Exercise directions: Copy whichever lines contain the string "Windows".

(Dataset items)
########
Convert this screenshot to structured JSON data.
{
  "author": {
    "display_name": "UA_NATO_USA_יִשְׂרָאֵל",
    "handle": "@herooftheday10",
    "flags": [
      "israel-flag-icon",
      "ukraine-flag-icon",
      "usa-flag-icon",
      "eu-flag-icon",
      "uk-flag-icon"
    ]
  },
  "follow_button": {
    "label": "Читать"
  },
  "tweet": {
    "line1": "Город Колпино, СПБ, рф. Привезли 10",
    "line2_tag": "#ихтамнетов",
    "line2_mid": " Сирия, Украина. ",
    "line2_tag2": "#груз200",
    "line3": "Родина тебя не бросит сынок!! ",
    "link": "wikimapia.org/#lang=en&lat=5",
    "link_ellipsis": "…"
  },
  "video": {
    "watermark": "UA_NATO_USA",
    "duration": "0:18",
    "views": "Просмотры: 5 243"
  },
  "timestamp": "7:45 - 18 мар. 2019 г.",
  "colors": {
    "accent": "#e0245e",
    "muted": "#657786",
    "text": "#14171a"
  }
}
########
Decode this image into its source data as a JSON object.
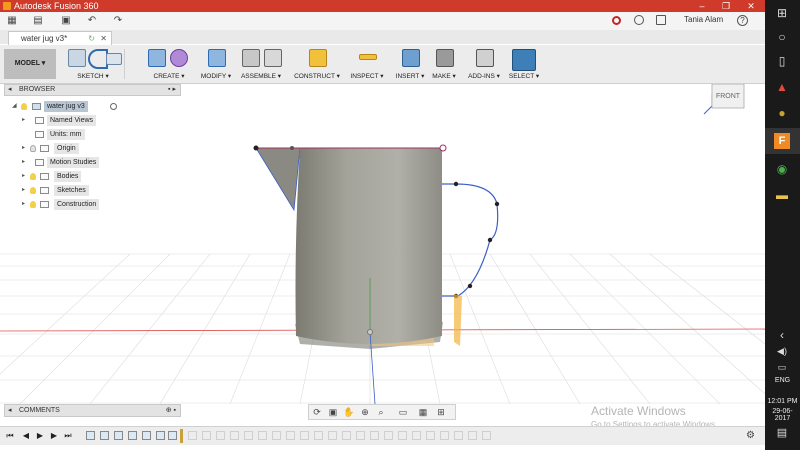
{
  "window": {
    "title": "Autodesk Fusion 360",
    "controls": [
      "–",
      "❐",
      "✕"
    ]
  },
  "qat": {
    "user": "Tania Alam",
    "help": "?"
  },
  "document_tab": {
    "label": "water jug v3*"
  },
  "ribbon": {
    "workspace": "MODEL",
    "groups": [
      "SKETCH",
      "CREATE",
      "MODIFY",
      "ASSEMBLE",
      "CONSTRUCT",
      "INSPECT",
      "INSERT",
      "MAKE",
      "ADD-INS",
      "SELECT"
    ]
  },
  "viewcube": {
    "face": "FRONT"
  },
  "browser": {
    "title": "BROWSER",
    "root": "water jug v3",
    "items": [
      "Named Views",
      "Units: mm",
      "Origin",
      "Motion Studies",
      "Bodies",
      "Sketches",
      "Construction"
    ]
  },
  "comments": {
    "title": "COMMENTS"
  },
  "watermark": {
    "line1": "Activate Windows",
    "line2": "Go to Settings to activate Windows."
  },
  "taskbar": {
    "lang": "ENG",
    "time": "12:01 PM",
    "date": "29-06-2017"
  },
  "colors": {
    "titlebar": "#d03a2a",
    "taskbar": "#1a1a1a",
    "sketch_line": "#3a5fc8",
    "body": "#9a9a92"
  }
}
########
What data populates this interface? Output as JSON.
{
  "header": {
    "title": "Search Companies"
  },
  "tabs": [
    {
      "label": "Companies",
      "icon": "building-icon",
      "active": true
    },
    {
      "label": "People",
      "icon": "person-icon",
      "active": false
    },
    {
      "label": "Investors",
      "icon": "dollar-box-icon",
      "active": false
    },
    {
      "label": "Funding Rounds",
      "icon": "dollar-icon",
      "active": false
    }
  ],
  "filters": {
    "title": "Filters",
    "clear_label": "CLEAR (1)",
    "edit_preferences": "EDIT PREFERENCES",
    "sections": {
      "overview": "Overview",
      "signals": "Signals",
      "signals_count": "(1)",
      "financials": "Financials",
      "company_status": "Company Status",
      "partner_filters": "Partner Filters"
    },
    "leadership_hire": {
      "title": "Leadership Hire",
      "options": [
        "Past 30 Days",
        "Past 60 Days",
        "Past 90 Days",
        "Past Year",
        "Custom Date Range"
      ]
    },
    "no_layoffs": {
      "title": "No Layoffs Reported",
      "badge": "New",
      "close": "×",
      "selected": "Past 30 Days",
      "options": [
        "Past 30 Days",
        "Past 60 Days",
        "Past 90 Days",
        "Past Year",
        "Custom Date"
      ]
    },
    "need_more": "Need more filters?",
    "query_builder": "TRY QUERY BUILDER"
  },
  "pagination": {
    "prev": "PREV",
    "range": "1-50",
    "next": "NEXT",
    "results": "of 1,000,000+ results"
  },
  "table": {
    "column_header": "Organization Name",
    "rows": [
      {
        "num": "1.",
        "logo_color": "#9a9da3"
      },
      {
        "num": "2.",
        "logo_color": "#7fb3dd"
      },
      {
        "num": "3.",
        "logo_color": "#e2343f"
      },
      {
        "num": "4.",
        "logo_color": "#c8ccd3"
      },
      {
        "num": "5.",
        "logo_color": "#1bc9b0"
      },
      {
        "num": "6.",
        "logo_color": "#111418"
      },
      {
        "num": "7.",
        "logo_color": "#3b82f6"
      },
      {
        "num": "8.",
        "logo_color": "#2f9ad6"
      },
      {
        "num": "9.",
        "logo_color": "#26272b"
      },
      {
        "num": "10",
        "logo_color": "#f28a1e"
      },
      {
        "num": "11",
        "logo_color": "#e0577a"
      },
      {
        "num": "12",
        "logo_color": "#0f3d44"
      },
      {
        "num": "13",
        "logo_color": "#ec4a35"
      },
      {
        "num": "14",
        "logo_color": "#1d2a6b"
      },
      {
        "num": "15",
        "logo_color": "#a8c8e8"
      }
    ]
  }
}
########
Full response:
    "line1": "Activate Windows",
    "line2": "Go to Settings to activate Windows."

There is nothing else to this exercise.